_REQUIREMENTS:_
Give the data below again exactly as written, without its pictures.
══ LISTED RECORDS ══
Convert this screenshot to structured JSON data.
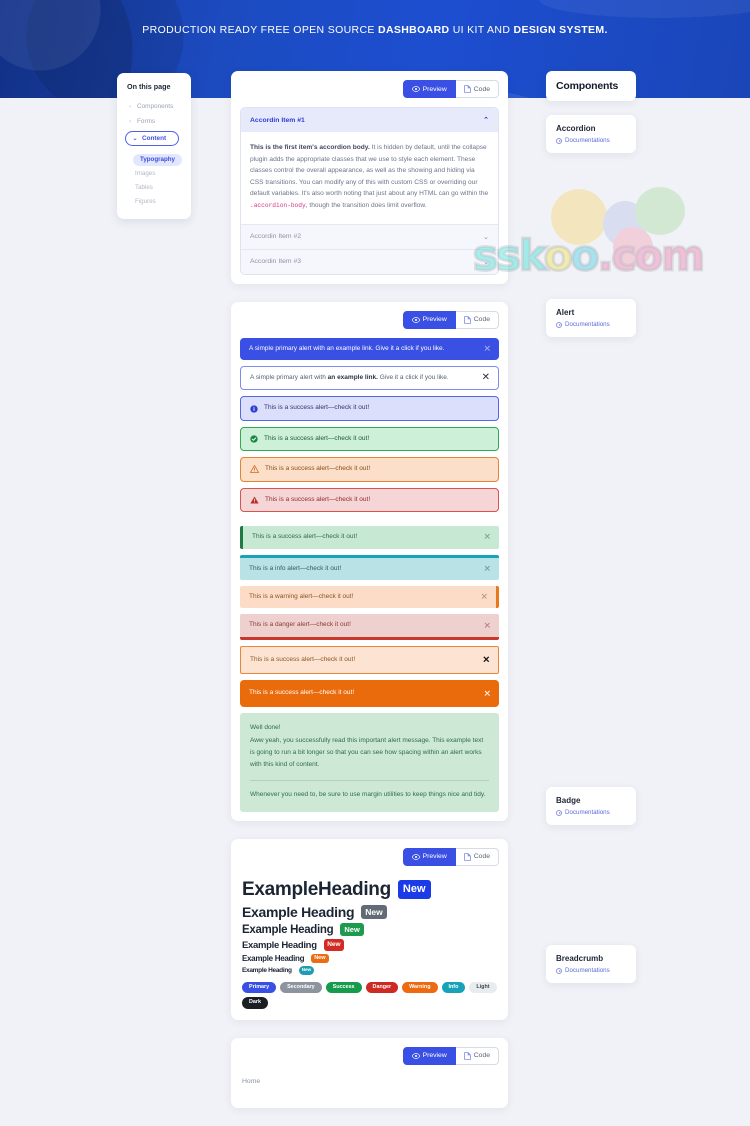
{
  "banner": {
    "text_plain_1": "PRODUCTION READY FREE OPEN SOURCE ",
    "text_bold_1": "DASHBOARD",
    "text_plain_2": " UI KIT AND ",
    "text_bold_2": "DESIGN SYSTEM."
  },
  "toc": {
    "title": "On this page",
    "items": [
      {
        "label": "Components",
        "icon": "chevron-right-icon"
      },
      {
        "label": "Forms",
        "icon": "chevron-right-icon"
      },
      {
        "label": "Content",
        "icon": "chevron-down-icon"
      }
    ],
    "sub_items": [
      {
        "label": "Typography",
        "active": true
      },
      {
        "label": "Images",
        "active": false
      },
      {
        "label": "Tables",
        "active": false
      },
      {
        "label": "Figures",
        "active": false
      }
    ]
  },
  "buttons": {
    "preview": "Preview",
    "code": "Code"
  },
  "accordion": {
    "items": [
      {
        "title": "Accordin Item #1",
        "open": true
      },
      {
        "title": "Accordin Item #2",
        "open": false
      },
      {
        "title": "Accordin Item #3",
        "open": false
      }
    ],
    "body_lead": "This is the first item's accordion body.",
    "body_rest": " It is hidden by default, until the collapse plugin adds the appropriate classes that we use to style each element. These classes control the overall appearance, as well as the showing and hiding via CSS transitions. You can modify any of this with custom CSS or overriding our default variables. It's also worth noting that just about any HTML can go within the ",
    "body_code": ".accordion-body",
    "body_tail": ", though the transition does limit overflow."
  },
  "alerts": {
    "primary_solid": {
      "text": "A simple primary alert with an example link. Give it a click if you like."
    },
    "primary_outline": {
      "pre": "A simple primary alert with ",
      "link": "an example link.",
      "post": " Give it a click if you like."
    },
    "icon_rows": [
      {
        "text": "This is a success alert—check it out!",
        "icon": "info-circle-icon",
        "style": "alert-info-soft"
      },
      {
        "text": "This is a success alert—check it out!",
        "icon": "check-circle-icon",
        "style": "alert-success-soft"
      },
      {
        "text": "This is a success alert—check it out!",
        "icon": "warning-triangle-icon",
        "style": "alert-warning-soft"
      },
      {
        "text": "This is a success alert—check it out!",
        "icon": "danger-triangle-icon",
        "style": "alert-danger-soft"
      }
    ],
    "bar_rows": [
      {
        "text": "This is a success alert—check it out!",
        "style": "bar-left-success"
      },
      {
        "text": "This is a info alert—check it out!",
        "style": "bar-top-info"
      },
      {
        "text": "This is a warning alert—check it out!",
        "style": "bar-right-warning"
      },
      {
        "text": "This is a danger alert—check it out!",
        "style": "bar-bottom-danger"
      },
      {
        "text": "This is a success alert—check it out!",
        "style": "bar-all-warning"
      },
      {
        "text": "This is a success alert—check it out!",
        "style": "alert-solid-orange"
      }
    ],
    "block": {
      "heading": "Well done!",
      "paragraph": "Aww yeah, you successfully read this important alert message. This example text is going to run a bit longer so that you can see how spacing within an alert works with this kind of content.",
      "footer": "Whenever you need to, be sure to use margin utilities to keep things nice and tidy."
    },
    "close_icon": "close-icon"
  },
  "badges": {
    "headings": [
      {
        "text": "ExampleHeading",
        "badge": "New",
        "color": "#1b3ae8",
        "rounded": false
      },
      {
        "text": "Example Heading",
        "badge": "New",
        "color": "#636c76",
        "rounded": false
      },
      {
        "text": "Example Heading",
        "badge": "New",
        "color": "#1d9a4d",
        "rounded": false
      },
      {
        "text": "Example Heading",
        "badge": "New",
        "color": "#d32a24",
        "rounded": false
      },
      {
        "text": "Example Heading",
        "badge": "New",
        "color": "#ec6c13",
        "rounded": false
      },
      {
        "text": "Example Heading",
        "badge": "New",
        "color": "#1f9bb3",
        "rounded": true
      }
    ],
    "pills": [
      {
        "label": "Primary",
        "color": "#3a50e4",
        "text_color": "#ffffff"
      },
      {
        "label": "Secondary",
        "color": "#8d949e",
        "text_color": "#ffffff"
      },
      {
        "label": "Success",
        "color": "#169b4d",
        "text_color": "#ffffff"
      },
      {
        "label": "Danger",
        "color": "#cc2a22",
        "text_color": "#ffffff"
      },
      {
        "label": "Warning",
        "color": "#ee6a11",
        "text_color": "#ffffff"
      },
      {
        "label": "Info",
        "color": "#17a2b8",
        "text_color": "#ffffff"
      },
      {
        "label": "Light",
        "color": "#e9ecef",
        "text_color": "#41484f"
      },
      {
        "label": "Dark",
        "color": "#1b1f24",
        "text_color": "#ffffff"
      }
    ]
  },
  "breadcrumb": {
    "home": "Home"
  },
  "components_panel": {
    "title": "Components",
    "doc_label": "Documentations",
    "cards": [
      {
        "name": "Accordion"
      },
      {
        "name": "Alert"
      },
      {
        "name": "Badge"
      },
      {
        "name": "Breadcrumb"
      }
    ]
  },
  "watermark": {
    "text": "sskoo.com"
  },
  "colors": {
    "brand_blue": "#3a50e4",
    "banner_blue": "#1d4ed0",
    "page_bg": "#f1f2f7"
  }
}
═══
_FINISHED ANSWER:_
Convert this screenshot to structured JSON data.
{
  "banner": {
    "text_plain_1": "PRODUCTION READY FREE OPEN SOURCE ",
    "text_bold_1": "DASHBOARD",
    "text_plain_2": " UI KIT AND ",
    "text_bold_2": "DESIGN SYSTEM."
  },
  "toc": {
    "title": "On this page",
    "items": [
      {
        "label": "Components",
        "icon": "chevron-right-icon"
      },
      {
        "label": "Forms",
        "icon": "chevron-right-icon"
      },
      {
        "label": "Content",
        "icon": "chevron-down-icon"
      }
    ],
    "sub_items": [
      {
        "label": "Typography",
        "active": true
      },
      {
        "label": "Images",
        "active": false
      },
      {
        "label": "Tables",
        "active": false
      },
      {
        "label": "Figures",
        "active": false
      }
    ]
  },
  "buttons": {
    "preview": "Preview",
    "code": "Code"
  },
  "accordion": {
    "items": [
      {
        "title": "Accordin Item #1",
        "open": true
      },
      {
        "title": "Accordin Item #2",
        "open": false
      },
      {
        "title": "Accordin Item #3",
        "open": false
      }
    ],
    "body_lead": "This is the first item's accordion body.",
    "body_rest": " It is hidden by default, until the collapse plugin adds the appropriate classes that we use to style each element. These classes control the overall appearance, as well as the showing and hiding via CSS transitions. You can modify any of this with custom CSS or overriding our default variables. It's also worth noting that just about any HTML can go within the ",
    "body_code": ".accordion-body",
    "body_tail": ", though the transition does limit overflow."
  },
  "alerts": {
    "primary_solid": {
      "text": "A simple primary alert with an example link. Give it a click if you like."
    },
    "primary_outline": {
      "pre": "A simple primary alert with ",
      "link": "an example link.",
      "post": " Give it a click if you like."
    },
    "icon_rows": [
      {
        "text": "This is a success alert—check it out!",
        "icon": "info-circle-icon",
        "style": "alert-info-soft"
      },
      {
        "text": "This is a success alert—check it out!",
        "icon": "check-circle-icon",
        "style": "alert-success-soft"
      },
      {
        "text": "This is a success alert—check it out!",
        "icon": "warning-triangle-icon",
        "style": "alert-warning-soft"
      },
      {
        "text": "This is a success alert—check it out!",
        "icon": "danger-triangle-icon",
        "style": "alert-danger-soft"
      }
    ],
    "bar_rows": [
      {
        "text": "This is a success alert—check it out!",
        "style": "bar-left-success"
      },
      {
        "text": "This is a info alert—check it out!",
        "style": "bar-top-info"
      },
      {
        "text": "This is a warning alert—check it out!",
        "style": "bar-right-warning"
      },
      {
        "text": "This is a danger alert—check it out!",
        "style": "bar-bottom-danger"
      },
      {
        "text": "This is a success alert—check it out!",
        "style": "bar-all-warning"
      },
      {
        "text": "This is a success alert—check it out!",
        "style": "alert-solid-orange"
      }
    ],
    "block": {
      "heading": "Well done!",
      "paragraph": "Aww yeah, you successfully read this important alert message. This example text is going to run a bit longer so that you can see how spacing within an alert works with this kind of content.",
      "footer": "Whenever you need to, be sure to use margin utilities to keep things nice and tidy."
    },
    "close_icon": "close-icon"
  },
  "badges": {
    "headings": [
      {
        "text": "ExampleHeading",
        "badge": "New",
        "color": "#1b3ae8",
        "rounded": false
      },
      {
        "text": "Example Heading",
        "badge": "New",
        "color": "#636c76",
        "rounded": false
      },
      {
        "text": "Example Heading",
        "badge": "New",
        "color": "#1d9a4d",
        "rounded": false
      },
      {
        "text": "Example Heading",
        "badge": "New",
        "color": "#d32a24",
        "rounded": false
      },
      {
        "text": "Example Heading",
        "badge": "New",
        "color": "#ec6c13",
        "rounded": false
      },
      {
        "text": "Example Heading",
        "badge": "New",
        "color": "#1f9bb3",
        "rounded": true
      }
    ],
    "pills": [
      {
        "label": "Primary",
        "color": "#3a50e4",
        "text_color": "#ffffff"
      },
      {
        "label": "Secondary",
        "color": "#8d949e",
        "text_color": "#ffffff"
      },
      {
        "label": "Success",
        "color": "#169b4d",
        "text_color": "#ffffff"
      },
      {
        "label": "Danger",
        "color": "#cc2a22",
        "text_color": "#ffffff"
      },
      {
        "label": "Warning",
        "color": "#ee6a11",
        "text_color": "#ffffff"
      },
      {
        "label": "Info",
        "color": "#17a2b8",
        "text_color": "#ffffff"
      },
      {
        "label": "Light",
        "color": "#e9ecef",
        "text_color": "#41484f"
      },
      {
        "label": "Dark",
        "color": "#1b1f24",
        "text_color": "#ffffff"
      }
    ]
  },
  "breadcrumb": {
    "home": "Home"
  },
  "components_panel": {
    "title": "Components",
    "doc_label": "Documentations",
    "cards": [
      {
        "name": "Accordion"
      },
      {
        "name": "Alert"
      },
      {
        "name": "Badge"
      },
      {
        "name": "Breadcrumb"
      }
    ]
  },
  "watermark": {
    "text": "sskoo.com"
  },
  "colors": {
    "brand_blue": "#3a50e4",
    "banner_blue": "#1d4ed0",
    "page_bg": "#f1f2f7"
  }
}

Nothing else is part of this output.